▶ Data
===============
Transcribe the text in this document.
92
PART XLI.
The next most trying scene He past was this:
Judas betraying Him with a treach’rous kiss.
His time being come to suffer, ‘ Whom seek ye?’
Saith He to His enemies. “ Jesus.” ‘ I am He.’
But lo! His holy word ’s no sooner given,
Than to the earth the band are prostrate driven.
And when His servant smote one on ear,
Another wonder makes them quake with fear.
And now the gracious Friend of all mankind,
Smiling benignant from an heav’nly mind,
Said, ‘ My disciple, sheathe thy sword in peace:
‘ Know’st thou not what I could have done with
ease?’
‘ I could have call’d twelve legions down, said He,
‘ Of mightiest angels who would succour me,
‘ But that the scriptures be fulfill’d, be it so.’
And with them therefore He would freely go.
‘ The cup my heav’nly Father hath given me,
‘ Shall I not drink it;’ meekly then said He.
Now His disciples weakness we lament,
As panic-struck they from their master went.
===============
▶ Work to be completed
Each line of the material should be duplicated exactly, please.

▶ Solution for this task
Transcribe the text in this document.
92
PART XLI.
The next most trying scene He past was this:
Judas betraying Him with a treach’rous kiss.
His time being come to suffer, ‘ Whom seek ye?’
Saith He to His enemies. “ Jesus.” ‘ I am He.’
But lo! His holy word ’s no sooner given,
Than to the earth the band are prostrate driven.
And when His servant smote one on ear,
Another wonder makes them quake with fear.
And now the gracious Friend of all mankind,
Smiling benignant from an heav’nly mind,
Said, ‘ My disciple, sheathe thy sword in peace:
‘ Know’st thou not what I could have done with
ease?’
‘ I could have call’d twelve legions down, said He,
‘ Of mightiest angels who would succour me,
‘ But that the scriptures be fulfill’d, be it so.’
And with them therefore He would freely go.
‘ The cup my heav’nly Father hath given me,
‘ Shall I not drink it;’ meekly then said He.
Now His disciples weakness we lament,
As panic-struck they from their master went.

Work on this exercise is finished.